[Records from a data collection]
########################################

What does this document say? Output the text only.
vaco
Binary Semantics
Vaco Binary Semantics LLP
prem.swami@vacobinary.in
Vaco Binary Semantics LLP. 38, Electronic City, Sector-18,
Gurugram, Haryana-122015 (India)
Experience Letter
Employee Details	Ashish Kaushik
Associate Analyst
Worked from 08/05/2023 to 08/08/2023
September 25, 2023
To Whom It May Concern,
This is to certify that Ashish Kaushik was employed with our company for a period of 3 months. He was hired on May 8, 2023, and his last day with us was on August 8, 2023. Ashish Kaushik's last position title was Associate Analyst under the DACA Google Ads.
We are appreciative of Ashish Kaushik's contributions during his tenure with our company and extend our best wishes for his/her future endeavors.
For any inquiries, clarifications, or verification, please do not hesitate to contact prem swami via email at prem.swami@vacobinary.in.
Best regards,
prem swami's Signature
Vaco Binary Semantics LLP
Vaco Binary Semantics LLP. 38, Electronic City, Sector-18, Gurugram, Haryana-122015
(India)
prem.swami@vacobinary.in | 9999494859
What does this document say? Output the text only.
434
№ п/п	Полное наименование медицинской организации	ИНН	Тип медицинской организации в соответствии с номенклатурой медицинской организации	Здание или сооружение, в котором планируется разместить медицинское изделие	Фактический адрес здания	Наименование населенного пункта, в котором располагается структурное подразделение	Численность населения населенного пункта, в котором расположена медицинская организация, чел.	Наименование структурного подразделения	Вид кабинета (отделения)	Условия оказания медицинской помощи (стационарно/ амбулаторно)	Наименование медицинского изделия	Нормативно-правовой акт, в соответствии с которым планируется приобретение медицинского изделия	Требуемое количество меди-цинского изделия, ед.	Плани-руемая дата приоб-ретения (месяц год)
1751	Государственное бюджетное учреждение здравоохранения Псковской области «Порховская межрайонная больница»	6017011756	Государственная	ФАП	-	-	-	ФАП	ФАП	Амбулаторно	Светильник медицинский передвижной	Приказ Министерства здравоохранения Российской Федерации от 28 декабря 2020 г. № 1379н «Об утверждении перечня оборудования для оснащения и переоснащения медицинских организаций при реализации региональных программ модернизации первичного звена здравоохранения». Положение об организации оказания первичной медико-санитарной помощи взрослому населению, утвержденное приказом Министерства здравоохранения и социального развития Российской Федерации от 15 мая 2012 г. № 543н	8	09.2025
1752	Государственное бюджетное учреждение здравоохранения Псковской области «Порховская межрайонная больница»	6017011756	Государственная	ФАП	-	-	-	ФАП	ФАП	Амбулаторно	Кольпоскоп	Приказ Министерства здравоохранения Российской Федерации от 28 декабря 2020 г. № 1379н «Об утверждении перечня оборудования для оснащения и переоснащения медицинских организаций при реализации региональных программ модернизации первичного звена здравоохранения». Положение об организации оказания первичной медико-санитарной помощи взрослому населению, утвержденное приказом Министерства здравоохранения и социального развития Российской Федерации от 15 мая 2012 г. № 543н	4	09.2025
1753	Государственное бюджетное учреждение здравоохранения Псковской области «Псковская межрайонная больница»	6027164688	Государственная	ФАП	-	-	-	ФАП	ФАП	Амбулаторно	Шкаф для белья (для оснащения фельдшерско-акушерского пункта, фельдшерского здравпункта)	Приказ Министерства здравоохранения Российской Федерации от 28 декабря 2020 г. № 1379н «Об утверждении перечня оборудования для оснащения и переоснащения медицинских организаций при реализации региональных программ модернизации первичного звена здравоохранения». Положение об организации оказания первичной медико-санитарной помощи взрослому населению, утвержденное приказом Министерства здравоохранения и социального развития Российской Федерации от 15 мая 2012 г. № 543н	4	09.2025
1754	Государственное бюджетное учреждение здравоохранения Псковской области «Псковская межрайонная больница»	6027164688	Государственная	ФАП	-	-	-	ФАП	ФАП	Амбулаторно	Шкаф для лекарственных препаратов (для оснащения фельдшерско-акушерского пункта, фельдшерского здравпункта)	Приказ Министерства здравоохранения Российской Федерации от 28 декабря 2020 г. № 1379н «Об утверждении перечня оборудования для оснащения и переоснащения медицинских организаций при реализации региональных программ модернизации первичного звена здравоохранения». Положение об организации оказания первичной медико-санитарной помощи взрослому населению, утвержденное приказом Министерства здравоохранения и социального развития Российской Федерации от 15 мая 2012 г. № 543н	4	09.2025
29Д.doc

########################################

--- Set task ---
Write the entries again, exactly as they stand.

--- Worked answer ---
What does this document say? Output the text only.
vaco
Binary Semantics
Vaco Binary Semantics LLP
prem.swami@vacobinary.in
Vaco Binary Semantics LLP. 38, Electronic City, Sector-18,
Gurugram, Haryana-122015 (India)
Experience Letter
Employee Details	Ashish Kaushik
Associate Analyst
Worked from 08/05/2023 to 08/08/2023
September 25, 2023
To Whom It May Concern,
This is to certify that Ashish Kaushik was employed with our company for a period of 3 months. He was hired on May 8, 2023, and his last day with us was on August 8, 2023. Ashish Kaushik's last position title was Associate Analyst under the DACA Google Ads.
We are appreciative of Ashish Kaushik's contributions during his tenure with our company and extend our best wishes for his/her future endeavors.
For any inquiries, clarifications, or verification, please do not hesitate to contact prem swami via email at prem.swami@vacobinary.in.
Best regards,
prem swami's Signature
Vaco Binary Semantics LLP
Vaco Binary Semantics LLP. 38, Electronic City, Sector-18, Gurugram, Haryana-122015
(India)
prem.swami@vacobinary.in | 9999494859
What does this document say? Output the text only.
434
№ п/п	Полное наименование медицинской организации	ИНН	Тип медицинской организации в соответствии с номенклатурой медицинской организации	Здание или сооружение, в котором планируется разместить медицинское изделие	Фактический адрес здания	Наименование населенного пункта, в котором располагается структурное подразделение	Численность населения населенного пункта, в котором расположена медицинская организация, чел.	Наименование структурного подразделения	Вид кабинета (отделения)	Условия оказания медицинской помощи (стационарно/ амбулаторно)	Наименование медицинского изделия	Нормативно-правовой акт, в соответствии с которым планируется приобретение медицинского изделия	Требуемое количество меди-цинского изделия, ед.	Плани-руемая дата приоб-ретения (месяц год)
1751	Государственное бюджетное учреждение здравоохранения Псковской области «Порховская межрайонная больница»	6017011756	Государственная	ФАП	-	-	-	ФАП	ФАП	Амбулаторно	Светильник медицинский передвижной	Приказ Министерства здравоохранения Российской Федерации от 28 декабря 2020 г. № 1379н «Об утверждении перечня оборудования для оснащения и переоснащения медицинских организаций при реализации региональных программ модернизации первичного звена здравоохранения». Положение об организации оказания первичной медико-санитарной помощи взрослому населению, утвержденное приказом Министерства здравоохранения и социального развития Российской Федерации от 15 мая 2012 г. № 543н	8	09.2025
1752	Государственное бюджетное учреждение здравоохранения Псковской области «Порховская межрайонная больница»	6017011756	Государственная	ФАП	-	-	-	ФАП	ФАП	Амбулаторно	Кольпоскоп	Приказ Министерства здравоохранения Российской Федерации от 28 декабря 2020 г. № 1379н «Об утверждении перечня оборудования для оснащения и переоснащения медицинских организаций при реализации региональных программ модернизации первичного звена здравоохранения». Положение об организации оказания первичной медико-санитарной помощи взрослому населению, утвержденное приказом Министерства здравоохранения и социального развития Российской Федерации от 15 мая 2012 г. № 543н	4	09.2025
1753	Государственное бюджетное учреждение здравоохранения Псковской области «Псковская межрайонная больница»	6027164688	Государственная	ФАП	-	-	-	ФАП	ФАП	Амбулаторно	Шкаф для белья (для оснащения фельдшерско-акушерского пункта, фельдшерского здравпункта)	Приказ Министерства здравоохранения Российской Федерации от 28 декабря 2020 г. № 1379н «Об утверждении перечня оборудования для оснащения и переоснащения медицинских организаций при реализации региональных программ модернизации первичного звена здравоохранения». Положение об организации оказания первичной медико-санитарной помощи взрослому населению, утвержденное приказом Министерства здравоохранения и социального развития Российской Федерации от 15 мая 2012 г. № 543н	4	09.2025
1754	Государственное бюджетное учреждение здравоохранения Псковской области «Псковская межрайонная больница»	6027164688	Государственная	ФАП	-	-	-	ФАП	ФАП	Амбулаторно	Шкаф для лекарственных препаратов (для оснащения фельдшерско-акушерского пункта, фельдшерского здравпункта)	Приказ Министерства здравоохранения Российской Федерации от 28 декабря 2020 г. № 1379н «Об утверждении перечня оборудования для оснащения и переоснащения медицинских организаций при реализации региональных программ модернизации первичного звена здравоохранения». Положение об организации оказания первичной медико-санитарной помощи взрослому населению, утвержденное приказом Министерства здравоохранения и социального развития Российской Федерации от 15 мая 2012 г. № 543н	4	09.2025
29Д.doc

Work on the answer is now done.